THE REQUEST:
Every line with the word "Dipambita" in it should be extracted from the data that follows.

----- DATA FOR THIS EXERCISE -----

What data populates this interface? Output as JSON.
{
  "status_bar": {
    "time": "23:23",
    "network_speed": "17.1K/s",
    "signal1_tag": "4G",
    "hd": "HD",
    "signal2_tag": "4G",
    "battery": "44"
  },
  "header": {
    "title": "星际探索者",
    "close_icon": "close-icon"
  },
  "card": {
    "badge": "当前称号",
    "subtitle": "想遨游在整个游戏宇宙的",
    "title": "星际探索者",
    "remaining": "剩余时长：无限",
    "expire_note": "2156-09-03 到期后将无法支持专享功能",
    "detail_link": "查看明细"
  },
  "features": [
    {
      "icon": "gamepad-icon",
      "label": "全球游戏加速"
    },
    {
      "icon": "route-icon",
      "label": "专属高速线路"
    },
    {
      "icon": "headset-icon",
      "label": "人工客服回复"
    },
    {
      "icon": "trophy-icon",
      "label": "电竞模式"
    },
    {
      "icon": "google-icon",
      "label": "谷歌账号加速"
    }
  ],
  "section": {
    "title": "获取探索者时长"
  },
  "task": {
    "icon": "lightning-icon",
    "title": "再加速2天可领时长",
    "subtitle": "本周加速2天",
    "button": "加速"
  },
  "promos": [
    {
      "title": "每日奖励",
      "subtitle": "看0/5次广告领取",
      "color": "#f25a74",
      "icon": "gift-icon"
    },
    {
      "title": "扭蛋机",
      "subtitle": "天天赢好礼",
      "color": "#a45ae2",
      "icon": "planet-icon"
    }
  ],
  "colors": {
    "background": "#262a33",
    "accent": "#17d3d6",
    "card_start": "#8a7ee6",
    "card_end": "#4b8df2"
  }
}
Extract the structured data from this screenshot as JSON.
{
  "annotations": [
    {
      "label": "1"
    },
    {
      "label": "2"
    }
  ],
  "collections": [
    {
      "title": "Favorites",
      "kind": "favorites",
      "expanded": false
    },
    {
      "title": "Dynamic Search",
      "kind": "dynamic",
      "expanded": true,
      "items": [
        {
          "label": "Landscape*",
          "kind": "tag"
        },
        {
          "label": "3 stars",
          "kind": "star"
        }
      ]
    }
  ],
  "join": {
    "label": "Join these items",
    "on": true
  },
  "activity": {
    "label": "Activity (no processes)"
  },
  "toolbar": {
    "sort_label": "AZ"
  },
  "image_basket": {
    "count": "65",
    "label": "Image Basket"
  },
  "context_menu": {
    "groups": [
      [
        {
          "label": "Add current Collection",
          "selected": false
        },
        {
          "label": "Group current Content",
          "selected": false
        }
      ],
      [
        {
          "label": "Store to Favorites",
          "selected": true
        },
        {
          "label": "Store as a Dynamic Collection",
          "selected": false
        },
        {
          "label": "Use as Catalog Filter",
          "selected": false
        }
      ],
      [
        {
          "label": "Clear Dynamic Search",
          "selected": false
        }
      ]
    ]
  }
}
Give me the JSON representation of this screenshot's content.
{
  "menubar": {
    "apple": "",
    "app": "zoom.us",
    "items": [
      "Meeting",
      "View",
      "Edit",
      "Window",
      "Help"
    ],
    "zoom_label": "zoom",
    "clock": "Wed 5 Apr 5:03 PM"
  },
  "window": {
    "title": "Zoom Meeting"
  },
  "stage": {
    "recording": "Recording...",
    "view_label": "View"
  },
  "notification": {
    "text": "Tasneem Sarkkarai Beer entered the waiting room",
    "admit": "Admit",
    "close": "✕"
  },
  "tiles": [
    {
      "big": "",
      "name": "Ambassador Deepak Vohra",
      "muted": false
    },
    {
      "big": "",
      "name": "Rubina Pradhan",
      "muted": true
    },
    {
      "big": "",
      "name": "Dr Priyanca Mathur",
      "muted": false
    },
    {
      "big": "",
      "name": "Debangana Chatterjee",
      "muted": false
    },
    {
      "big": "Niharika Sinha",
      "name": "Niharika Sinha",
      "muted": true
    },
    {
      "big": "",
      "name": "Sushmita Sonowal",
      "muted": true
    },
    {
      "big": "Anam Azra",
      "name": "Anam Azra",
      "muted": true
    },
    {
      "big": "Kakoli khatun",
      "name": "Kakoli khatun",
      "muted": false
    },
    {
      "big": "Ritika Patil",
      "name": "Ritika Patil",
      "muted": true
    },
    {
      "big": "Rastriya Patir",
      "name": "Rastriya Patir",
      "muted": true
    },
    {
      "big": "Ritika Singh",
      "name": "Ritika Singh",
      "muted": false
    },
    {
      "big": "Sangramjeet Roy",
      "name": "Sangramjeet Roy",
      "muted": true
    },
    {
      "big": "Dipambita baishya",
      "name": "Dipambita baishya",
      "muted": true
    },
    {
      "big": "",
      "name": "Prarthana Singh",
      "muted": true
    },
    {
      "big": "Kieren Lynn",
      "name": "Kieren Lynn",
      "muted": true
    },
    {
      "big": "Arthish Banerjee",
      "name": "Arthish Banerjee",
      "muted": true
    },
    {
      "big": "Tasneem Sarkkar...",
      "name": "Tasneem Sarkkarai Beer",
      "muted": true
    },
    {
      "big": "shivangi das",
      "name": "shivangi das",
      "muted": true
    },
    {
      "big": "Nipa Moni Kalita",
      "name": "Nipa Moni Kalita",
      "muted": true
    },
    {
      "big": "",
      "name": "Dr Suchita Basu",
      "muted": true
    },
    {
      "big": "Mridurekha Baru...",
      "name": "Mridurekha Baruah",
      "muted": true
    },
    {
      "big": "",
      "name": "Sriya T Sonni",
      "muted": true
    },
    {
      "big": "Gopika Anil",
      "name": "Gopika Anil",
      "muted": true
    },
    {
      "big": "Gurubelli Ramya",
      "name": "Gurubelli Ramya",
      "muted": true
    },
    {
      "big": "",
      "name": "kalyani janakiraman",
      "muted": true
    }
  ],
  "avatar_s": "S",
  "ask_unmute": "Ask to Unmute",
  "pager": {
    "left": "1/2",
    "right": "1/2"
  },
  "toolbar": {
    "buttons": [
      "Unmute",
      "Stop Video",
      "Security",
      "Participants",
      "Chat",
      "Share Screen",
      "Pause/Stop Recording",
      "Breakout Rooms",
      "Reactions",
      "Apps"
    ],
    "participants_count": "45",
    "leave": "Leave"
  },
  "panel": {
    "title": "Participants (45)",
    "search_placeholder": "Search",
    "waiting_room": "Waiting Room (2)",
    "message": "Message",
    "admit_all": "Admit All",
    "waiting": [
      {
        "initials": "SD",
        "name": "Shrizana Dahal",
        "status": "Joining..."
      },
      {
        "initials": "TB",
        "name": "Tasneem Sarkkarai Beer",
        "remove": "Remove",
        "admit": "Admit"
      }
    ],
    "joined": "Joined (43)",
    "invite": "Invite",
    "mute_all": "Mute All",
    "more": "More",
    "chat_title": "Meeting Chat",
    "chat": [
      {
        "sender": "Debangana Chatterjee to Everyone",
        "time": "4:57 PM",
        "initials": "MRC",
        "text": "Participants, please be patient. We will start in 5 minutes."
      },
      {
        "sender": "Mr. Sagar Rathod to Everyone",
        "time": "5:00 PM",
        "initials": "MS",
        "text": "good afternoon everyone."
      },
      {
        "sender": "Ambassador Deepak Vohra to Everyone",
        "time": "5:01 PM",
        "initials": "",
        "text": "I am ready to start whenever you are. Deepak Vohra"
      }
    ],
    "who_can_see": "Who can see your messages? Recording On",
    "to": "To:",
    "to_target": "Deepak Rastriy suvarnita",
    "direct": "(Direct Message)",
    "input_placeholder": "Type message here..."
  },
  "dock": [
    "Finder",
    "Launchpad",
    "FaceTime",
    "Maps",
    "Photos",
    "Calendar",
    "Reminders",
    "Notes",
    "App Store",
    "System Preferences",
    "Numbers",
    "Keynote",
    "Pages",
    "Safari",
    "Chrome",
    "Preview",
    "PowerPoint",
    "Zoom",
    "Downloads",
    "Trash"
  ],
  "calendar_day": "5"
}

-----

THE COMPLETED TASK:
      "big": "Dipambita baishya",
      "name": "Dipambita baishya",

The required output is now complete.